| Given passage |
★ ★ ★ ★
# Mini Ice Age



## CTFIRE (Aug 9, 2013)

Saw this article

http://www.climatedepot.com/2013/08...-agemuch-colder-wintersdramatic-consequences/

Combined with news that the sun will flip poles in the next 4 months. You may want to add a few cords to your 14/15 and 15/16 stacks.


----------



## NortheastAl (Aug 9, 2013)

First warming, then cooling. Goes to show that no one knows what is gong to happen a few years out. Stock up on wood, just in case this guy's right.


----------



## ScotO (Aug 9, 2013)

NortheastAl said:


> First warming, then cooling. Goes to show that no one knows what is gong to happen a few years out. Stock up on wood, just in case this guy's right.


Any excuse to hoard more firewood is fine by me!!  Bring on the cold!!


----------



## Woody Stover (Aug 9, 2013)

NortheastAl said:


> First warming, then cooling. Goes to show that no one knows what is gong to happen a few years out.


Part of the warming scenario is that warming and melting of the ice caps causes more evaporation of ocean water, hence more moisture in the air which produces more snow. They have a long way to go before they really start to understand what's happening; There are a lot of influences at play; It's very complex. They mention solar activity, for example. There is warming on other planet as well, and they aren't burning oil there as far as I know. 


Scotty Overkill said:


> Any excuse to hoard more firewood is fine by me!! Bring on the cold!!


I was in total agreement until the 'Bring on the cold' part. I hate wearing long pants!


----------



## begreen (Aug 9, 2013)

CTFIRE said:


> Saw this article
> 
> http://www.climatedepot.com/2013/08...-agemuch-colder-wintersdramatic-consequences/


 
Tried hard, but I couldn't find the source article on the referred newspaper's website (http://jyllands-posten.dk/). A google search for "lille istid" did not turn it up either. Couldn't find the author on the company website either. Considering it is translated from Danish, hard to say much about it. It may be wrong or it may be right. There are lots of predictions for this. Ask me in 20 years if they are true.
★ ★ ★ ★
| Extracted records |
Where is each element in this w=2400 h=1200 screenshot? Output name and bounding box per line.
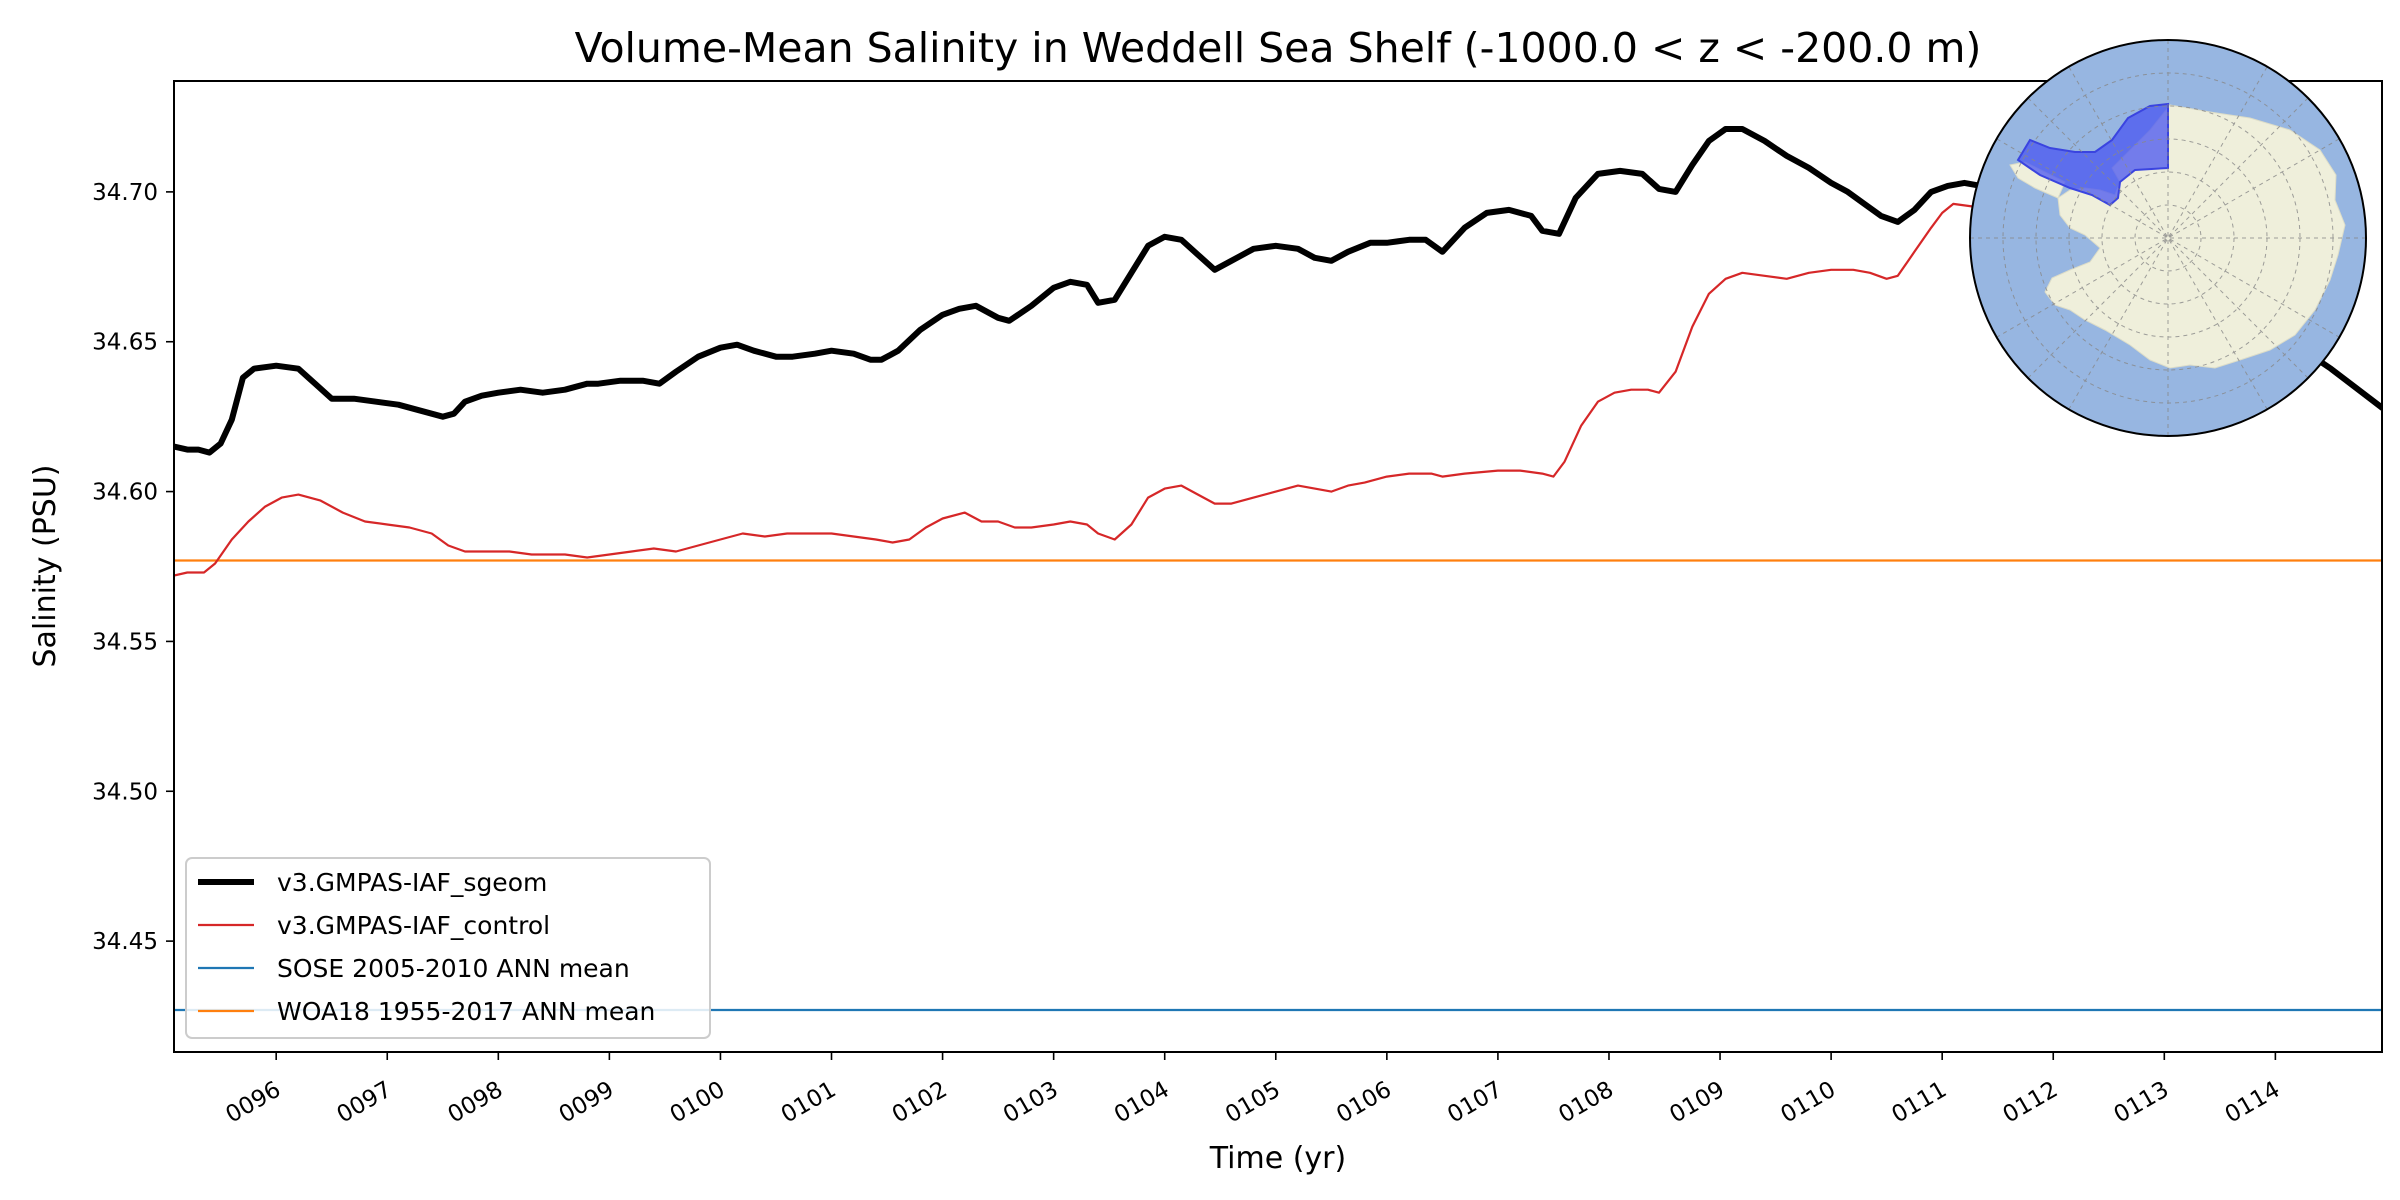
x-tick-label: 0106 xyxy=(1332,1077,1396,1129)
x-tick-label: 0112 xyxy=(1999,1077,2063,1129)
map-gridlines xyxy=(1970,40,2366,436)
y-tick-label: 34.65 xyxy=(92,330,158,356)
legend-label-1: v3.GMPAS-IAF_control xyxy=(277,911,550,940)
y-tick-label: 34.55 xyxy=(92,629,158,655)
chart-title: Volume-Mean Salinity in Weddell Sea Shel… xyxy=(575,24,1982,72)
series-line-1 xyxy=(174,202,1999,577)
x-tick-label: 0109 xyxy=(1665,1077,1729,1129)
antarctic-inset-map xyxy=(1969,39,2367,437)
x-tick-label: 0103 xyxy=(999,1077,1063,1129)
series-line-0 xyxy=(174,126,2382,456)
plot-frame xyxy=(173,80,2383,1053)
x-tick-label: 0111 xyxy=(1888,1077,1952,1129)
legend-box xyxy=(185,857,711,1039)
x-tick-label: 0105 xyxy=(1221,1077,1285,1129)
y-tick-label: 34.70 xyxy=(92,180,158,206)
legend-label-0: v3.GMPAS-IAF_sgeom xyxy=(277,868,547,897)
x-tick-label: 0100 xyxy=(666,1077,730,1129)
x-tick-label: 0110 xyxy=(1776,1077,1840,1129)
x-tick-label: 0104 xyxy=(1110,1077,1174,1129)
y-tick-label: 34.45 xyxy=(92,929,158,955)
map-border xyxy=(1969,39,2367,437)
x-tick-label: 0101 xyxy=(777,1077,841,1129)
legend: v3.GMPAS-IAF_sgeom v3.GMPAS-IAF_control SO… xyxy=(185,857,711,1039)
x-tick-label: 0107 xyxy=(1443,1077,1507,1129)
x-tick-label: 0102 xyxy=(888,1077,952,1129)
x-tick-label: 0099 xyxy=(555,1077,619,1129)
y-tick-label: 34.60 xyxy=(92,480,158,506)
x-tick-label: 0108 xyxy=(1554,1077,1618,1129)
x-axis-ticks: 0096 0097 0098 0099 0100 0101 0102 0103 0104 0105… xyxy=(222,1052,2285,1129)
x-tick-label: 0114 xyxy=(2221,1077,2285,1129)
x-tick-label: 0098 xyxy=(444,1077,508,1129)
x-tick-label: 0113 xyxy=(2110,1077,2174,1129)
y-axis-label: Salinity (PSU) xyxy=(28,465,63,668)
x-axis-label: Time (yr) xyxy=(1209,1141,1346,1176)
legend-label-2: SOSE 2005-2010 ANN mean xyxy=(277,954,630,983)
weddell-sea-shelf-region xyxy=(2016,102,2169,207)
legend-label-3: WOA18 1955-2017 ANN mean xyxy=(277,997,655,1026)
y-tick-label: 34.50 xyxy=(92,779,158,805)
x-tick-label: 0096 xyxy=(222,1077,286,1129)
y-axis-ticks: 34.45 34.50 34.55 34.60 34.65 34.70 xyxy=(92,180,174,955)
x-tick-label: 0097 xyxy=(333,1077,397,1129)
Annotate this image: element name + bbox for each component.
★ ★ ★ ★
Reproduce the part of the mini ice age thread between "Part of the" and "far as I know.", inclusive.

Part of the warming scenario is that warming and melting of the ice caps causes more evaporation of ocean water, hence more moisture in the air which produces more snow. They have a long way to go before they really start to understand what's happening; There are a lot of influences at play; It's very complex. They mention solar activity, for example. There is warming on other planet as well, and they aren't burning oil there as far as I know.